**WRITTEN PROBLEM**
Check each line of the records below and collect those that include the word "butted".

**RECORDED INFORMATION**
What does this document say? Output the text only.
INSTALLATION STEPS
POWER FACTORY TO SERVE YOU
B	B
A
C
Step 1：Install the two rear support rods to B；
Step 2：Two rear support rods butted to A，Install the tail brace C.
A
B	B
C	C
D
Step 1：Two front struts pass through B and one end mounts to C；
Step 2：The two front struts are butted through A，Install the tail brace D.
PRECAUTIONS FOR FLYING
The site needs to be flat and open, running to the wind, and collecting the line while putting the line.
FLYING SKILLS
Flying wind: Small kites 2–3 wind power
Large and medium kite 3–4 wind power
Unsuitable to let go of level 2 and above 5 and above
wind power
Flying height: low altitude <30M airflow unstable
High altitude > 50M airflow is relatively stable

**TASK SOLUTION**
Step 2：Two rear support rods butted to A，Install the tail brace C.
Step 2：The two front struts are butted through A，Install the tail brace D.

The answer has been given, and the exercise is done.